[BEGIN]

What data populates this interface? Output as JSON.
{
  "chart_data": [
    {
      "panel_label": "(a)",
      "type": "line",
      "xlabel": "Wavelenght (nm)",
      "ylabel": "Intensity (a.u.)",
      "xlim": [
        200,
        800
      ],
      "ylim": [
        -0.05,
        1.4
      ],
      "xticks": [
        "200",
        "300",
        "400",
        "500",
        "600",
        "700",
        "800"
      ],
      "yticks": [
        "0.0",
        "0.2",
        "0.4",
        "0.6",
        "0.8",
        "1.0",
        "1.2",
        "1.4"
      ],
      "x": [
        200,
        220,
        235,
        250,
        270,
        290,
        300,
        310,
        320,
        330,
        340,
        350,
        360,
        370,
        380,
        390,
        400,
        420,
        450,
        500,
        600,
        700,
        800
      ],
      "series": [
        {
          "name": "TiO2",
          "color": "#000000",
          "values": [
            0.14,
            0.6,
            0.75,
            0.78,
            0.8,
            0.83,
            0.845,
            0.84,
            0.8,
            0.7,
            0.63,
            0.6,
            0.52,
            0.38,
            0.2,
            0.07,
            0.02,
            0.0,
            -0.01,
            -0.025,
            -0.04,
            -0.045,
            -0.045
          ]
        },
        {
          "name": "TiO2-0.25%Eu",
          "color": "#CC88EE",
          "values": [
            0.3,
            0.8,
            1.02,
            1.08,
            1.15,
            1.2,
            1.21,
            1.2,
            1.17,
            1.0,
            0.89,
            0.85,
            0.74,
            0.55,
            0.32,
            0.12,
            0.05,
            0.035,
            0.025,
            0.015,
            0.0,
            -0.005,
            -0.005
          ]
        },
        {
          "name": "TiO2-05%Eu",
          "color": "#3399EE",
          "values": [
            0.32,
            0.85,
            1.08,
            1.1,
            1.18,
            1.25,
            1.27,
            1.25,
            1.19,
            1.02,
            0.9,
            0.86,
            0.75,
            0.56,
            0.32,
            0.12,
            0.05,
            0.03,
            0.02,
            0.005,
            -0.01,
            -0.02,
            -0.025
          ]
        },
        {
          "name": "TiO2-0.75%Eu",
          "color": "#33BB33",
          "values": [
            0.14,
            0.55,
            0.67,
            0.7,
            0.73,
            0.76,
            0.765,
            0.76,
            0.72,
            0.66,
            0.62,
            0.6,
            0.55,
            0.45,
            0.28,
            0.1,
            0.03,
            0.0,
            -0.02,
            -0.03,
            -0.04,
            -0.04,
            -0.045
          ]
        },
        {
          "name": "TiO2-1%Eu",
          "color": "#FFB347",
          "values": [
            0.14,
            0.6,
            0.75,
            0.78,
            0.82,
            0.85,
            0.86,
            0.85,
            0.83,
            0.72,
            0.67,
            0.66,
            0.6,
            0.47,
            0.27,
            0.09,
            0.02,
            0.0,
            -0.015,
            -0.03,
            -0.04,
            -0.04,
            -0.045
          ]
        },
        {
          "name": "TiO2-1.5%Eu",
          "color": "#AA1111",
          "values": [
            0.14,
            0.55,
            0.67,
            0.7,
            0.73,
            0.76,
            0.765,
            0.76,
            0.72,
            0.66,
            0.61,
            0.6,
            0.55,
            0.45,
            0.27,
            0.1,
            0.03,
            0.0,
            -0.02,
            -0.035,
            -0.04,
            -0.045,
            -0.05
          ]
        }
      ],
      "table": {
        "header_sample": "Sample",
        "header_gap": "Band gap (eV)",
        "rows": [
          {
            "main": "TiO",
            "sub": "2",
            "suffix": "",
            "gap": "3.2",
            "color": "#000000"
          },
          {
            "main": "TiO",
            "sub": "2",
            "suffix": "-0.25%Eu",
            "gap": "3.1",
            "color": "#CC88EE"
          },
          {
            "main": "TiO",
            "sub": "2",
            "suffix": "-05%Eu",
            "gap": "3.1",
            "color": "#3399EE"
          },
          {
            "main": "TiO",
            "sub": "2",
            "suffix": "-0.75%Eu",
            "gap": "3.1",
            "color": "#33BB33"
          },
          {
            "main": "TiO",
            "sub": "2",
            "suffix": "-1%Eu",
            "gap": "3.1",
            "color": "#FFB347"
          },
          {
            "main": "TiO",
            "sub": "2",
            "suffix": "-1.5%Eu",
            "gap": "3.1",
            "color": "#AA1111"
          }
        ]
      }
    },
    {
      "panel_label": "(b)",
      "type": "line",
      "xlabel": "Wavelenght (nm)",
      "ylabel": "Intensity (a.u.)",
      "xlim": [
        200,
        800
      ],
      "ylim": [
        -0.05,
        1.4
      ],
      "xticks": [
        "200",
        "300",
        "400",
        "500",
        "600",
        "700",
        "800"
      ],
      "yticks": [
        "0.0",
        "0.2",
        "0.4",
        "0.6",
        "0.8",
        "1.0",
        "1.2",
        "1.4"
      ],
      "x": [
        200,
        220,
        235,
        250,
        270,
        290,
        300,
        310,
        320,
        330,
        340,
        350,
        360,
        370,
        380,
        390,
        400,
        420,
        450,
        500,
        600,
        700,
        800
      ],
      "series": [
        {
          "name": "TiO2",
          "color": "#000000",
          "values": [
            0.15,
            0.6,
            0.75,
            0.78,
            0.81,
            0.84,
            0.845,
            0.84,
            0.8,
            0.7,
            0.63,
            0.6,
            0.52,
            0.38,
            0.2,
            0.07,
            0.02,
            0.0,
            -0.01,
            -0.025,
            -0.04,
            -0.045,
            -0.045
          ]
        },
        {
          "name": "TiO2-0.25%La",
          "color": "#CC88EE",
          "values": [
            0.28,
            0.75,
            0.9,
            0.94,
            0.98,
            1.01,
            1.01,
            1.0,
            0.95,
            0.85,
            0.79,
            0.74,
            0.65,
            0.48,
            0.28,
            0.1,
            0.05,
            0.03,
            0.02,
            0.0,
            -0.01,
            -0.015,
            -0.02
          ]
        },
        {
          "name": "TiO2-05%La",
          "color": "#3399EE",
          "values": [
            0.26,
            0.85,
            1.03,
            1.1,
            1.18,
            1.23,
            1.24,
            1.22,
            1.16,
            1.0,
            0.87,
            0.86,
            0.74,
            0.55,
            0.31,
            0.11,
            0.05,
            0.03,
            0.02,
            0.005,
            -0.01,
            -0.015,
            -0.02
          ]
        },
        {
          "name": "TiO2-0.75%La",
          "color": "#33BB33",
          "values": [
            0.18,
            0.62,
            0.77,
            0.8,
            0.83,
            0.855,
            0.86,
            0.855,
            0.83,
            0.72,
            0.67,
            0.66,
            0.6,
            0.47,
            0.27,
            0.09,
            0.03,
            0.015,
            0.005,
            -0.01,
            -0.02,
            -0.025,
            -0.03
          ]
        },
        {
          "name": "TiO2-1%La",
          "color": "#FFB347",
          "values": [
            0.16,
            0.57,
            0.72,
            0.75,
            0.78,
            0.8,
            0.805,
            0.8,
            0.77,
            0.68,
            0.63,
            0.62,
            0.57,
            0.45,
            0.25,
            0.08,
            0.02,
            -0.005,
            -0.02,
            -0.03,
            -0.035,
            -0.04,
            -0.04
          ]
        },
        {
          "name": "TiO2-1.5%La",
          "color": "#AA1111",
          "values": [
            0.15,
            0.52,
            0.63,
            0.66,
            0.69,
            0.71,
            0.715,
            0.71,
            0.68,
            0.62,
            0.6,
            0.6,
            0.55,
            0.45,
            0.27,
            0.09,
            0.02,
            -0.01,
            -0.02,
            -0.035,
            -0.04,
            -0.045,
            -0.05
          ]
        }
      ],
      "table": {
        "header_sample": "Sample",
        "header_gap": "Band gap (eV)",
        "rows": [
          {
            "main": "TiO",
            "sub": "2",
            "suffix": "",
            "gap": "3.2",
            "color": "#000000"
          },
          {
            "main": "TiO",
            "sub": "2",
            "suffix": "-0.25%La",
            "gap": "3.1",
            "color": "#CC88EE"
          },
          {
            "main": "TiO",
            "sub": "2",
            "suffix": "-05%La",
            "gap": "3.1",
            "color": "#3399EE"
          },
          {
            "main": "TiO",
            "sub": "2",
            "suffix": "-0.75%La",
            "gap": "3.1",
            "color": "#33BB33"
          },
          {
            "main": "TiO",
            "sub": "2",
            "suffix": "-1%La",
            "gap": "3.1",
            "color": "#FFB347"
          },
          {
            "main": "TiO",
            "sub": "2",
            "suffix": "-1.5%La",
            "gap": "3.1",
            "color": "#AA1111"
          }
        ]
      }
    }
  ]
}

[END]

List all lines in the material containing the string "suffix".

Full solution -
            "suffix": "",
            "suffix": "-0.25%Eu",
            "suffix": "-05%Eu",
            "suffix": "-0.75%Eu",
            "suffix": "-1%Eu",
            "suffix": "-1.5%Eu",
            "suffix": "",
            "suffix": "-0.25%La",
            "suffix": "-05%La",
            "suffix": "-0.75%La",
            "suffix": "-1%La",
            "suffix": "-1.5%La",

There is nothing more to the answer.